[Records from a data collection]
+++

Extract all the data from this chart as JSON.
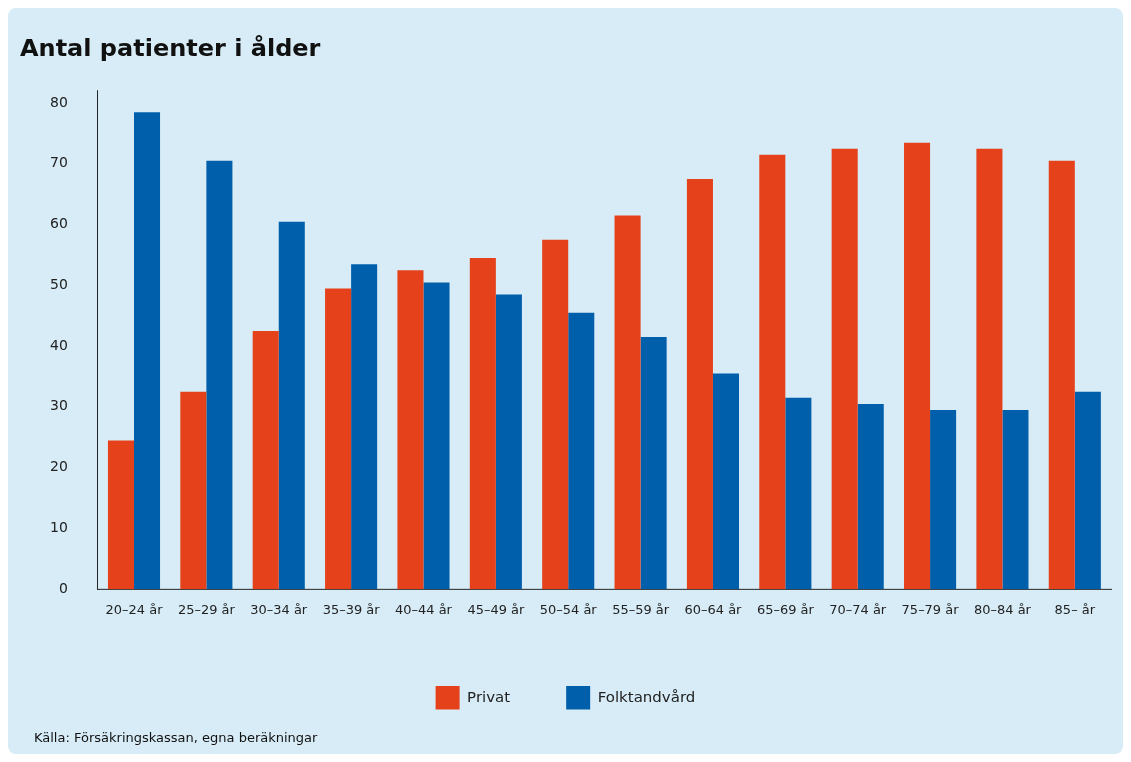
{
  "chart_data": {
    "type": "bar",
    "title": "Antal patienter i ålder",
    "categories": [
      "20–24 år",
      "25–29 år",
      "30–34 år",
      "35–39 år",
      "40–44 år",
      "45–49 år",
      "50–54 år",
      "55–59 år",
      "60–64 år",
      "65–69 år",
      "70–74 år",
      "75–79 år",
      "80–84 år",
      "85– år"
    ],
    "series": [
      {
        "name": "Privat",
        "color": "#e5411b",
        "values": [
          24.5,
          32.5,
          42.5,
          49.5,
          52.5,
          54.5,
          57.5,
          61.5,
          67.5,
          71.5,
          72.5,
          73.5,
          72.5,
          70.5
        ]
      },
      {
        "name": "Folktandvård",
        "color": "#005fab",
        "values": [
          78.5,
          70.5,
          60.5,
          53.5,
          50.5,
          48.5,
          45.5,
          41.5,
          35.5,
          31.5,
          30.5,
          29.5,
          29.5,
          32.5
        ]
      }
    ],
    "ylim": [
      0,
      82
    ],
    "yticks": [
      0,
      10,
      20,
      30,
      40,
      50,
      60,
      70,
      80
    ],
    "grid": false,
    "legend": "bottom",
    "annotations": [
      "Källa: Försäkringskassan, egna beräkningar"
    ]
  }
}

+++

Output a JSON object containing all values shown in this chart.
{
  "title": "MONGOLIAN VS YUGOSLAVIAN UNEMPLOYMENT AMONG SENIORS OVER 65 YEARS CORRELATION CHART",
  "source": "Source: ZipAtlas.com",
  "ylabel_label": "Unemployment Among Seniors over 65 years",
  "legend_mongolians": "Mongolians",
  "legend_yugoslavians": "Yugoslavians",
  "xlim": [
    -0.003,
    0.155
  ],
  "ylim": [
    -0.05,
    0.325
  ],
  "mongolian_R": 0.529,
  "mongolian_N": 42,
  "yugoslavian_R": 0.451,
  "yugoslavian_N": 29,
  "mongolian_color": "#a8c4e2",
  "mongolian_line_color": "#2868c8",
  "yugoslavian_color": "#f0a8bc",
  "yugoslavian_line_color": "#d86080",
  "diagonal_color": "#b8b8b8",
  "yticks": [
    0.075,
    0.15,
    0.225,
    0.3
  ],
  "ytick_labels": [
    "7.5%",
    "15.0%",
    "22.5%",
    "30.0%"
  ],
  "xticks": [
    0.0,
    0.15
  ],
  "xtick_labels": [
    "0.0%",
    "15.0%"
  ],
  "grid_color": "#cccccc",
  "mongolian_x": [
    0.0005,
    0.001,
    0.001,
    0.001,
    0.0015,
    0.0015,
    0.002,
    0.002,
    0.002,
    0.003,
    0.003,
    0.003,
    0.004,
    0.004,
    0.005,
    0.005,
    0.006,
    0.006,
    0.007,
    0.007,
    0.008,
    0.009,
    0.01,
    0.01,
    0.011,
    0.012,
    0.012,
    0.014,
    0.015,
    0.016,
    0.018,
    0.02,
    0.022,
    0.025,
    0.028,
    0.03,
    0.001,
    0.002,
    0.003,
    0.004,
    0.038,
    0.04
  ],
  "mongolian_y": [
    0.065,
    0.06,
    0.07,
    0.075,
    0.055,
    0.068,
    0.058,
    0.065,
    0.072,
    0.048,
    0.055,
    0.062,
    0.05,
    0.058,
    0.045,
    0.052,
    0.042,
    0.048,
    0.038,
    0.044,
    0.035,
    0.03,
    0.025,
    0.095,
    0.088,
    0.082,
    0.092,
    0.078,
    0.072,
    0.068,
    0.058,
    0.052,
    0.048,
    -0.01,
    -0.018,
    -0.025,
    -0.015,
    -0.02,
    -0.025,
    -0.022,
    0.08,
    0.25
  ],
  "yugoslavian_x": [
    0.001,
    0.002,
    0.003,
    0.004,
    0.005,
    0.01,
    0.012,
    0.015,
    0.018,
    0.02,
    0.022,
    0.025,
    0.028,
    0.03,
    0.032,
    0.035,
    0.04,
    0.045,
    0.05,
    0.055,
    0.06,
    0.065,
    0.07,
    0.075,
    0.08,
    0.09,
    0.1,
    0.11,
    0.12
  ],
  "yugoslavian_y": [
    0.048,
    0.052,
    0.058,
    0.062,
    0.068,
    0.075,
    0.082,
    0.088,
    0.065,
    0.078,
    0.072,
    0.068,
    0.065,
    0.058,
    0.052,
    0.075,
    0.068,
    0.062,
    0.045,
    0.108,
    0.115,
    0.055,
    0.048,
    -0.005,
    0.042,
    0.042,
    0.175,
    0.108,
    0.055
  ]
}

+++

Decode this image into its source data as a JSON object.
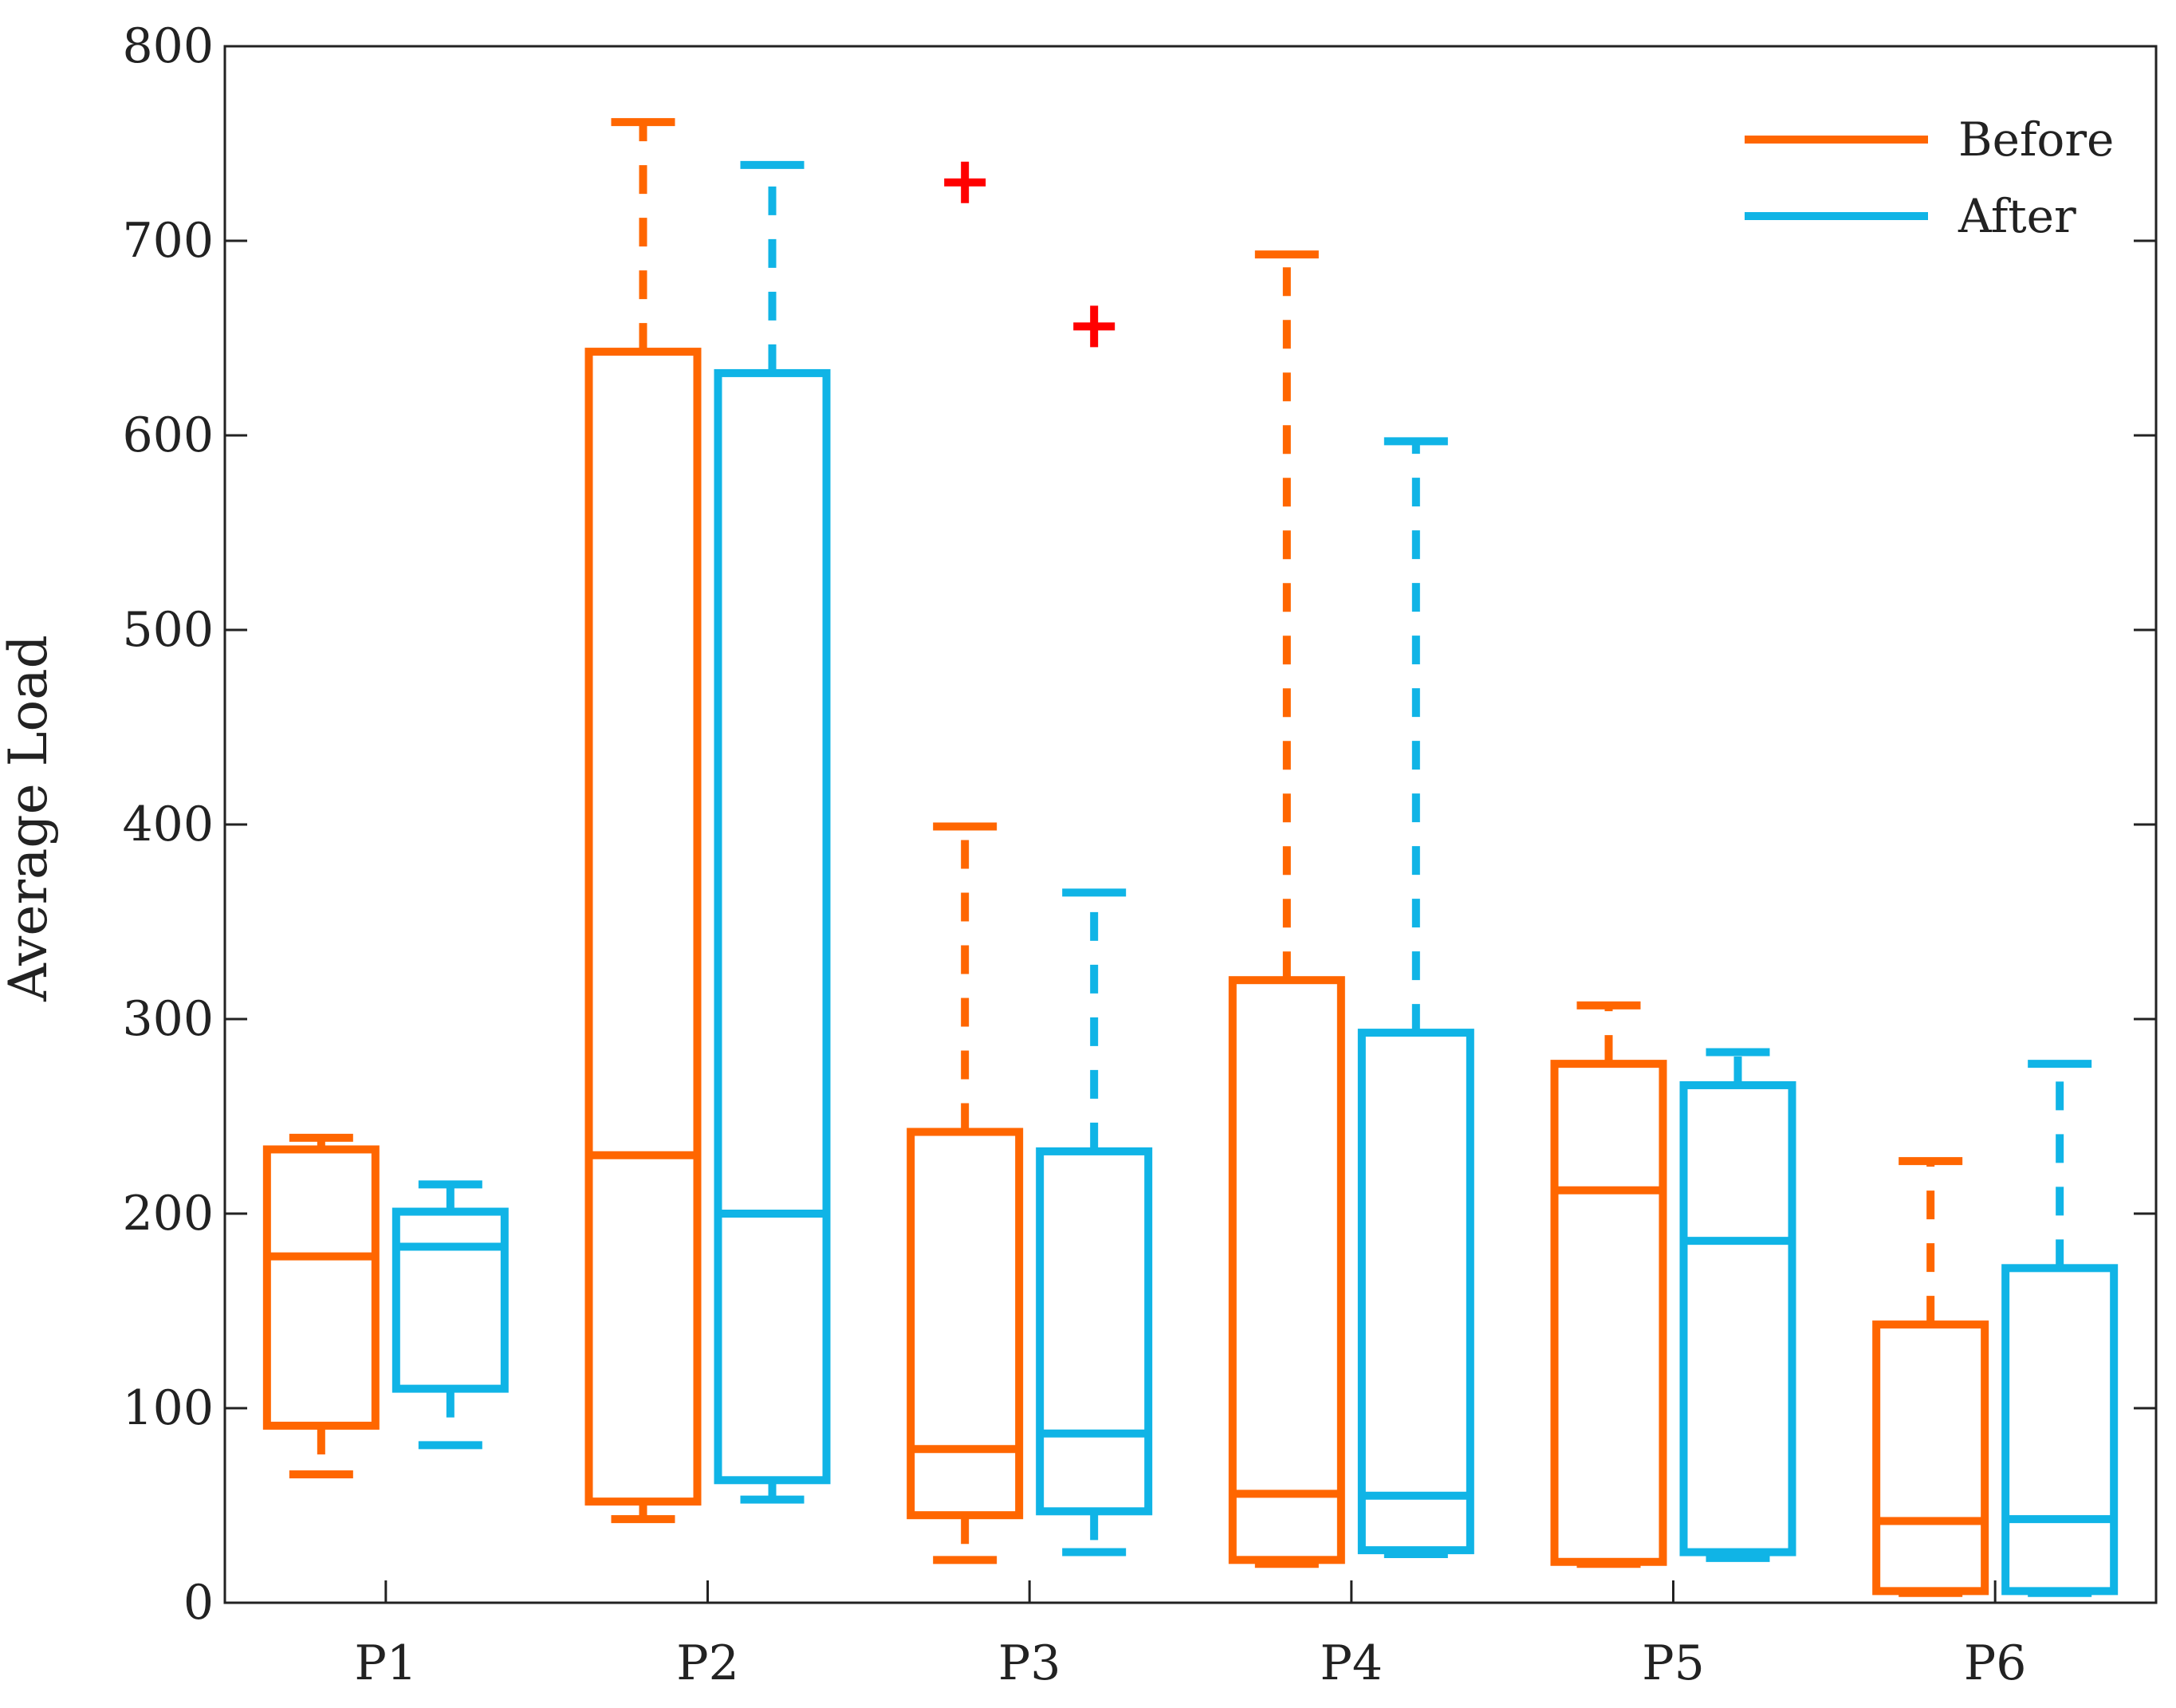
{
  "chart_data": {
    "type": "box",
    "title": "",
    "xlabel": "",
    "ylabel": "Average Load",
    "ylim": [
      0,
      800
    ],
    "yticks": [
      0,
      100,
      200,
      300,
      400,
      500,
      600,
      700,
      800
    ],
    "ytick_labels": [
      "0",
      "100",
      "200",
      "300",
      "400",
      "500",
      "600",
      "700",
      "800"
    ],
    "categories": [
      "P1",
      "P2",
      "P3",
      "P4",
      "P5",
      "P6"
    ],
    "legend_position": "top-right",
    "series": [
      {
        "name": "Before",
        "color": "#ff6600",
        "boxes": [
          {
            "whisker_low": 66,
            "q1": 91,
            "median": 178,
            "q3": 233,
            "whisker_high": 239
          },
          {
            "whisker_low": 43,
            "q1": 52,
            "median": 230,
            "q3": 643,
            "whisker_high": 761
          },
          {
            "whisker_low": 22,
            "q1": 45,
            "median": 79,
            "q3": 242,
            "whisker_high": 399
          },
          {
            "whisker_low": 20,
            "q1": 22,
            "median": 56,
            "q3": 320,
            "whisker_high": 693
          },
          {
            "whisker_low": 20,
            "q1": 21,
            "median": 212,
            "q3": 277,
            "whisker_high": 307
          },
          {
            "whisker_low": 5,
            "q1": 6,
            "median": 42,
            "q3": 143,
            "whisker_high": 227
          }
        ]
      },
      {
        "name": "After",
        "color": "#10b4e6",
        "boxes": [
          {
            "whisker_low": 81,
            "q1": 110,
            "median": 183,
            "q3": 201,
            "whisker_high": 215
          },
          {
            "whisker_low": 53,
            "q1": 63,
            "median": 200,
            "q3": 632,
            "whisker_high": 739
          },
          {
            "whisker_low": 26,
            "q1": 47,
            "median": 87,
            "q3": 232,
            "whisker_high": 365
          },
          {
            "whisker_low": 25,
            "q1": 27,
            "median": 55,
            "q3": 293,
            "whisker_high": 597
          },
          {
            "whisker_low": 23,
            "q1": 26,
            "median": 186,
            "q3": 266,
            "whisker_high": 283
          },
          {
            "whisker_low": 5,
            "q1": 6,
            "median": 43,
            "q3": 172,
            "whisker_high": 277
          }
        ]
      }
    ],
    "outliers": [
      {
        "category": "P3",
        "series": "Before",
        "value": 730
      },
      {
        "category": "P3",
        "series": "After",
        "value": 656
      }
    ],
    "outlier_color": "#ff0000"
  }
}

+++

Work to do
Only a number is expected here: the count of lines in the listing that hold the string "title".

Task output
3